(Figure content listings)
----------

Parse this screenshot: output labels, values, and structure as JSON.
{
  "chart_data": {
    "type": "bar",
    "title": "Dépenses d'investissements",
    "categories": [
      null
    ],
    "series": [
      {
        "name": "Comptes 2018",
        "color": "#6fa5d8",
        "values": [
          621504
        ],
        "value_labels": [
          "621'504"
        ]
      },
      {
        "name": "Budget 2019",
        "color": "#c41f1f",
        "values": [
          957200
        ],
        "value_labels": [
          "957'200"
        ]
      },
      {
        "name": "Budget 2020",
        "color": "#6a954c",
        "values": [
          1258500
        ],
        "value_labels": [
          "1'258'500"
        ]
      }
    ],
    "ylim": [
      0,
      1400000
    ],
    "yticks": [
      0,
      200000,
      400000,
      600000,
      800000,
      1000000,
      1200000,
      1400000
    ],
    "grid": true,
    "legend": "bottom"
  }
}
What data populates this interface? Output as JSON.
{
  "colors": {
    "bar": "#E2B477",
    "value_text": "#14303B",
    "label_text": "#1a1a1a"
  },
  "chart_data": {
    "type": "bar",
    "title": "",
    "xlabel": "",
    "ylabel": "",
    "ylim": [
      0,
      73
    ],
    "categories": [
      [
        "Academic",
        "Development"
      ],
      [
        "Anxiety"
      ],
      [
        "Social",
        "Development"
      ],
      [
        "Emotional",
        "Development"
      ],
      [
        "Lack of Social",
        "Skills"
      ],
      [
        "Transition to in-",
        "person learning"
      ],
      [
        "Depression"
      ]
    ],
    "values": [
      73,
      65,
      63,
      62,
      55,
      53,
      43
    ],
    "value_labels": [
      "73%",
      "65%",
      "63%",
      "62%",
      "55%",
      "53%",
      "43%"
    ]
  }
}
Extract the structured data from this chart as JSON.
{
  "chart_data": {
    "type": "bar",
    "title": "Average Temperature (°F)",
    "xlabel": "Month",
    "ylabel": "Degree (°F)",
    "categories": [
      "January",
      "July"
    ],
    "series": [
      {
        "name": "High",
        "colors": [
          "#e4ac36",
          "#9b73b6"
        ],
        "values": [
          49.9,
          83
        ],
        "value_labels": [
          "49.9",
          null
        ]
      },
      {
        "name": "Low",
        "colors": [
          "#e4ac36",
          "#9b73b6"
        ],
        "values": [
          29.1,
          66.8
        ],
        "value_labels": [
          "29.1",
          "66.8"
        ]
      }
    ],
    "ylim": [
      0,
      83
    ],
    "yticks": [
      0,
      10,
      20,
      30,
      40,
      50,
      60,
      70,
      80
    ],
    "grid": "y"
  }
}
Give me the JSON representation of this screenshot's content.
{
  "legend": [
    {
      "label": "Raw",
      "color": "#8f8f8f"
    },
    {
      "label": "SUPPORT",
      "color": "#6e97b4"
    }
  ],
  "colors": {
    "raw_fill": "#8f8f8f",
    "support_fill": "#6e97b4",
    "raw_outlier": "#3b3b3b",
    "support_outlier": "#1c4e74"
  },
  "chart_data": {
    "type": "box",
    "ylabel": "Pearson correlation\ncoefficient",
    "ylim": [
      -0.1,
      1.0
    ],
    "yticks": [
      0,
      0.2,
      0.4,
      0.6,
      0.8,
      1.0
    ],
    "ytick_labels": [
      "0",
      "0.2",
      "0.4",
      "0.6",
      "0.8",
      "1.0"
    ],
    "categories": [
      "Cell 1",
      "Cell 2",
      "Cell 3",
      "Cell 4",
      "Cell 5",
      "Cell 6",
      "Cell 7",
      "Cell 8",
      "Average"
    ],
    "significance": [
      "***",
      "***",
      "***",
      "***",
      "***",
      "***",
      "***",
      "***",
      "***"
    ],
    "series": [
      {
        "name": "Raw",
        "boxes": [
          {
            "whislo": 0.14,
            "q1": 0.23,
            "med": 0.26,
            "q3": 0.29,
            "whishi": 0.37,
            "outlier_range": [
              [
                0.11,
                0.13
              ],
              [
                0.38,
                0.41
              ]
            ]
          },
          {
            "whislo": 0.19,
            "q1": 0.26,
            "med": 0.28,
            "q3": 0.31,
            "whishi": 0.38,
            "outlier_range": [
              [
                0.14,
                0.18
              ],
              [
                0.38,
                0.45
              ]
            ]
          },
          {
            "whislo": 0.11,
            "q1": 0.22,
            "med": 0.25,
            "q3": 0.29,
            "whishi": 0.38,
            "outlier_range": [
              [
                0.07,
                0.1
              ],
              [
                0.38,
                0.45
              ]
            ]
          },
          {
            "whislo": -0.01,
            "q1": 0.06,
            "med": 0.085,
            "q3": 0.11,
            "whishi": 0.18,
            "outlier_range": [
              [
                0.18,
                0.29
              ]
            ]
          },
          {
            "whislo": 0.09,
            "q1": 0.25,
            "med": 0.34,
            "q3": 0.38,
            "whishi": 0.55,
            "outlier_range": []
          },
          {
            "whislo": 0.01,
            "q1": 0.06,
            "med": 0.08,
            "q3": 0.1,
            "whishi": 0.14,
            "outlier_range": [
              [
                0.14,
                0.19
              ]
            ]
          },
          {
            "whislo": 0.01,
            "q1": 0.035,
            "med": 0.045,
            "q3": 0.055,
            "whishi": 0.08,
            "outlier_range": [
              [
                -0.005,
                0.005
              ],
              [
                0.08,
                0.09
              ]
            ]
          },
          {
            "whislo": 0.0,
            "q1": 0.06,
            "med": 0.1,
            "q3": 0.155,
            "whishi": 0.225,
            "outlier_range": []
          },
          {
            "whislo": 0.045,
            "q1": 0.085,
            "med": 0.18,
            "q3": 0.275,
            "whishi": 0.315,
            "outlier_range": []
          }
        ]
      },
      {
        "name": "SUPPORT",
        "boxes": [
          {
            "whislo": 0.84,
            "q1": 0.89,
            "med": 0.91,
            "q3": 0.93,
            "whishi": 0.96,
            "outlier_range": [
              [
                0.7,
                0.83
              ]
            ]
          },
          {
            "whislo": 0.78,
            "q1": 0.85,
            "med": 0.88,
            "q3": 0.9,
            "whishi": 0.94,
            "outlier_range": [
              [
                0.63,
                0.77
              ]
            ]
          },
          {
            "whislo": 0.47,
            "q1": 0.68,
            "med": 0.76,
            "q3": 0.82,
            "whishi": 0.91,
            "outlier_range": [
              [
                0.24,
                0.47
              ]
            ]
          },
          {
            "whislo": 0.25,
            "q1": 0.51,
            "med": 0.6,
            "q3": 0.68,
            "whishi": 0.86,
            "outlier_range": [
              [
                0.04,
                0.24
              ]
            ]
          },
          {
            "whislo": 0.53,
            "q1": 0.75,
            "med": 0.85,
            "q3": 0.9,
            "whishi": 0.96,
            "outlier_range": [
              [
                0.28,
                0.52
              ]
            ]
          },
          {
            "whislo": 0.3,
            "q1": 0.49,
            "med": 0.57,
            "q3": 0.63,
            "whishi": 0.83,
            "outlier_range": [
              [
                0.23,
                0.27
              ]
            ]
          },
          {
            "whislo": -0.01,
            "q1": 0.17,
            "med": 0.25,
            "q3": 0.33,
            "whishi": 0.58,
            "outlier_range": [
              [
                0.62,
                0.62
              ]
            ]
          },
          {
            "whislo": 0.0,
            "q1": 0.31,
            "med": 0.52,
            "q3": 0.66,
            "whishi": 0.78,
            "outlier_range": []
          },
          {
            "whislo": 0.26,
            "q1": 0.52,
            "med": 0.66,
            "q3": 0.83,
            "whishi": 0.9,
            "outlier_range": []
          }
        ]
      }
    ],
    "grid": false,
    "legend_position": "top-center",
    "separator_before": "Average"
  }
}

----------

** Aim of the task **
From the material above, count the lines that include "Average" and give only the total.

** Expected answer **
3